--- Text extract ---
○ ○ ○
What the Netherlands legal system does provide, in the form of a Peeters-Gatzen action or an action by a foundation such as that litigating in this case, is a procedural instrument or vehicle that is available to those affected. The use thereof cannot alter the detail of the rules determining the law applicable, which must be foreseeable for the perpetrator of the damage and for the victim, and must take the interests of both into consideration, with a view to reconciling those interests.

3. Point (c): creditors having their registered office in third States

The referring court wishes to ascertain whether the determination of the law applicable may depend on whether the actions are brought: (i) by a bankruptcy liquidator as part of his or her statutory duty to liquidate the bankruptcy estate; or (ii) by a representative of collective interests for the benefit of (but not on behalf of) the general body of creditors.

It would seem that some of the creditors of the company BMA NL have their registered office outside the European Union. The referring court asks whether this might have a bearing on the determination of the place where the damage occurs within the meaning of Article 4(1) of the Rome II Regulation.

As with the previous question, given the circumstances of the case, the answer must be in the negative. After all, where the creditors have their registered office is of no importance, bearing in mind that the damage caused to them is indirect.

In any event, I would recall that the common registered office – in effect, the common habitual residence – of the parties (meaning the causer of the damage and the direct victim thereof) is important for the purposes of Article 4(2), which takes precedence over the rule under paragraph 1.

The fact that, owing to the circumstance that the common habitual residence is located in a third State, an EU court must apply the law of a non-Member State is neither a strange nor an unwanted outcome under the Rome II Regulation, which is universal in nature. (48)

4. Point (d): the so-called escape clause

(a) The ancillary connection to a pre-existing relationship between the perpetrator of the damage and the victim

The referring court asks whether the pre-existence of a financing agreement between BMA AG and BMA NL has a bearing on the determination of the law applicable to the non-contractual liability of the former company to the creditors of the latter.

The question referred cites Article 4(3) of the Rome II Regulation. According to that provision, where, in the light of the circumstances, the tort/delict ‘is manifestly more closely connected with a country other than that indicated in paragraphs 1 or 2, the law of that other country shall apply’.

That article goes on to state that a manifestly closer connection with another country ‘might be based in particular on a pre-existing relationship between the parties, such as a contract, that is closely connected with the tort/delict in question’.

The invocation of that rule, also called an ‘escape clause’, (49) and of the ‘ancillary connection’, or connection with a prior contract or relationship, as an integral part of that rule, prompts a number of reflections.

In order for the escape clause to be triggered and the law of the country where the direct damage occurs to be displaced, there must be a manifestly closer connection between the tort/delict (50) and another country, in the light of all of the circumstances of the case. (51)
○ ○ ○
--- Given entries ---
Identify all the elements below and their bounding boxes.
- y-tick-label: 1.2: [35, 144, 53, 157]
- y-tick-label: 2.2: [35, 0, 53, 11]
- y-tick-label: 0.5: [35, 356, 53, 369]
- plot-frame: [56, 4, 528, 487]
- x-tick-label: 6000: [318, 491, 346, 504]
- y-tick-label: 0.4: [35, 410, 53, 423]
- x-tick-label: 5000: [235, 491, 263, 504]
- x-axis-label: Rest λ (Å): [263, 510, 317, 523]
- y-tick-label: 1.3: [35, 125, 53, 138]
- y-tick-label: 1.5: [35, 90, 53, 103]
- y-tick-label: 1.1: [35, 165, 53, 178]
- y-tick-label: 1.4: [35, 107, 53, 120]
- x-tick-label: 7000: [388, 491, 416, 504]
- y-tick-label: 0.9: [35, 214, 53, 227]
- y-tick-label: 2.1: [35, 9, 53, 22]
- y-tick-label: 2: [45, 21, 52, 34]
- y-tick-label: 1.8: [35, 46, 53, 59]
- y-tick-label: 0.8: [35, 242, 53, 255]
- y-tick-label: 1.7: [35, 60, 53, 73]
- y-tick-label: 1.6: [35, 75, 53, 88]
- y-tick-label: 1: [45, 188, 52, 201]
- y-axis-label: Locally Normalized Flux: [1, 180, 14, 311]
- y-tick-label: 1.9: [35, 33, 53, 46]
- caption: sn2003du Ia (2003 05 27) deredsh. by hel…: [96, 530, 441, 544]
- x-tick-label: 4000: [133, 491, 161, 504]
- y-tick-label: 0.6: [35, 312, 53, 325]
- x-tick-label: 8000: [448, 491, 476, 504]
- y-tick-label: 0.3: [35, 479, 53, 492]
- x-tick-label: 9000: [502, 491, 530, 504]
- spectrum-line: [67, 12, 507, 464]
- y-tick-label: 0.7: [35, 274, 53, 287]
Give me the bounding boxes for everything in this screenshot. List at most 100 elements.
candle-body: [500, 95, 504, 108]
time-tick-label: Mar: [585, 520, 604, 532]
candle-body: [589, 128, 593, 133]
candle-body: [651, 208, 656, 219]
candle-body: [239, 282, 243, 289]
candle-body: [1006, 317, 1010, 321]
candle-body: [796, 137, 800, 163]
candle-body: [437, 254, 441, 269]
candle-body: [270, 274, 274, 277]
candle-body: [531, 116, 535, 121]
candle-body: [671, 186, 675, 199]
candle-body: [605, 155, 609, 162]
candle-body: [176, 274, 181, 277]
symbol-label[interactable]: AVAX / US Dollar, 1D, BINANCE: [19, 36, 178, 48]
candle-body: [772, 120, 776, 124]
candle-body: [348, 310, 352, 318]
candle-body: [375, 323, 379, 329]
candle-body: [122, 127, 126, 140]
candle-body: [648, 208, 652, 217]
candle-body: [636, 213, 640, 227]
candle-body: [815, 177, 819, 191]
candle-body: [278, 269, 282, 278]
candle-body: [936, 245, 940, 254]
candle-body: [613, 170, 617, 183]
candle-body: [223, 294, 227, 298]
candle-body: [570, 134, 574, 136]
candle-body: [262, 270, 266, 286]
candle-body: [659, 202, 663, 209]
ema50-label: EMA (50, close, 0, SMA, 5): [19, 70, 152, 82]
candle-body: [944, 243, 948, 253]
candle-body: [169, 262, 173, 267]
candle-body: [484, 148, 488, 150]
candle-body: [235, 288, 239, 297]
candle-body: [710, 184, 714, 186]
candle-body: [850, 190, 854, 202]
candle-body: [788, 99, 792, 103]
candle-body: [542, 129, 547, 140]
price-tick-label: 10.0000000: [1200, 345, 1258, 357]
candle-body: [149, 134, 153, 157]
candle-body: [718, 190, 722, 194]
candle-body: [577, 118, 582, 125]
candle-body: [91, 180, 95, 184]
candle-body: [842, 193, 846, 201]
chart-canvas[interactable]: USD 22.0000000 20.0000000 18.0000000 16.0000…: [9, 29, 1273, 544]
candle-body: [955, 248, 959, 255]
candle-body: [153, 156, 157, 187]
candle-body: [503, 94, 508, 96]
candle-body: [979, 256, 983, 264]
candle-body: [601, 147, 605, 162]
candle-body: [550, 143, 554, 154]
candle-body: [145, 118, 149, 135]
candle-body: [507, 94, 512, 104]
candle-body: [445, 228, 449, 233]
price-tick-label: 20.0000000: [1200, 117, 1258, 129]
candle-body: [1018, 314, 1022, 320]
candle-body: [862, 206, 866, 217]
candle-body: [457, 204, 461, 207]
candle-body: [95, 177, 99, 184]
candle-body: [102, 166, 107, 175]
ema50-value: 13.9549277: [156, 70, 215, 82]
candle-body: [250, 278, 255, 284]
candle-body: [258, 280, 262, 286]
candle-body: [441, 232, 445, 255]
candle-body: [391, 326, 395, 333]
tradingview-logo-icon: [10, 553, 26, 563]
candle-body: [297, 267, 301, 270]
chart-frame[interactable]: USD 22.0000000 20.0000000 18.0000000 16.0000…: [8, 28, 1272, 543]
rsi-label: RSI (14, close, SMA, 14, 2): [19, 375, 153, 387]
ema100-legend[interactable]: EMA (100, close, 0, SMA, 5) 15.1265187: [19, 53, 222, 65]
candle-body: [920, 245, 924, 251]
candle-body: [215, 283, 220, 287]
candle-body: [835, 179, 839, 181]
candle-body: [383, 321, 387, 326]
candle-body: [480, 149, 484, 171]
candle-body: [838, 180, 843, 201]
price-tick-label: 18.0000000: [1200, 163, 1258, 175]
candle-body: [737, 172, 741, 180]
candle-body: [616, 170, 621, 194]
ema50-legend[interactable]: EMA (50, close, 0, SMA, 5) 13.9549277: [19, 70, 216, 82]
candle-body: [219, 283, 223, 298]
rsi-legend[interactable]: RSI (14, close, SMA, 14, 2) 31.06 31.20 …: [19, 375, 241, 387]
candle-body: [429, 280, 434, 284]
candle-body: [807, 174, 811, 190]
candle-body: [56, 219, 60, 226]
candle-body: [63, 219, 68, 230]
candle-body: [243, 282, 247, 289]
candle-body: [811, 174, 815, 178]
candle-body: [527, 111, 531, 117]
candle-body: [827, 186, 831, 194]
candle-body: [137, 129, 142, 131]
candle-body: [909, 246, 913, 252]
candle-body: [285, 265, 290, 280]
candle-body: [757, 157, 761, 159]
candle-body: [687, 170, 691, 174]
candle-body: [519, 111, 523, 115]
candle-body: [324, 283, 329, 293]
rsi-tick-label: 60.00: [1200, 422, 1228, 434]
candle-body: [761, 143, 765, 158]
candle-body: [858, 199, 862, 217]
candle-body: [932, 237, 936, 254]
○ ○ ○
--- Given instruction 1 ---
In the passage on the Rome II Regulation, what other name is given to the rule in Article 4(3)?
--- Given instruction 2 ---
Carry the passage on the Rome II Regulation forward from its last sentence.
The listing is separate material, apart from the passage on the Rome II Regulation.

--- Written response 1 ---
It is also called an "escape clause."

--- Written response 2 ---
The preparatory documents show a lack of agreement on what those circumstances are. (52) The absence of any limitations leads me to think that account must be taken of both the conditions of the parties and the conditions of the causal event or the damage itself. (53)

A pre-existing relationship between the parties (such as a contract) is only one of those circumstances or conditions. (54) Much as it might be argued that, on account of the express reference to it in the regulation, this is a factor of special significance, the fact is that it appears only by way of example. Its importance is not absolute and it is not sufficient in itself to exclude the application of the law of the place of the damage (or, where appropriate, of the common habitual residence of the perpetrator and the victim).

According to Article 4(3), there must also be an essential connection between the prior relationship in question and the tort/delict. On account of that connection, it stands to reason that the law applicable to the dispute should not simply be a law other than that which would follow from Article 4(1) and (2) but must be the same law as that which governs the previous contract.

This makes it easier to manage an action (and the subsequent proceedings) based simultaneously on a breach of both contractual and non-contractual obligations, in the case where liability on both grounds may be cumulated. It also obviates the need to classify certain matters as falling within one or other category of liability.

Those advantages do not, however, justify the automatic application of the law of the contract to the non-contractual liability. As I have submitted, the court has discretion under Article 4(3) of the Rome II Regulation (55) to assess whether there is a significant connection between the non-contractual obligation and the country the law of which governs the pre-existing relationship. (56)

To my mind, that discretion makes sense given, in particular, that the law applicable to the pre-existing contract or relationship may not have been determined objectively but may be the result of a choice made by the parties. In the former case, the connecting factor leading to the law applicable will indicate a real territorial or geographical connection; in the latter, a purely legal one arising from the will of the contracting parties.

It is my opinion, therefore, that the pre-existence of a financing agreement between the companies BMA AG and BMA NL is just another circumstance capable of being taken into account when it comes to deciding whether the tort/delict (allegedly) attributable to BMA AG is manifestly more closely connected with a country other than the Netherlands within the meaning of Article 4(3) of the Rome II Regulation.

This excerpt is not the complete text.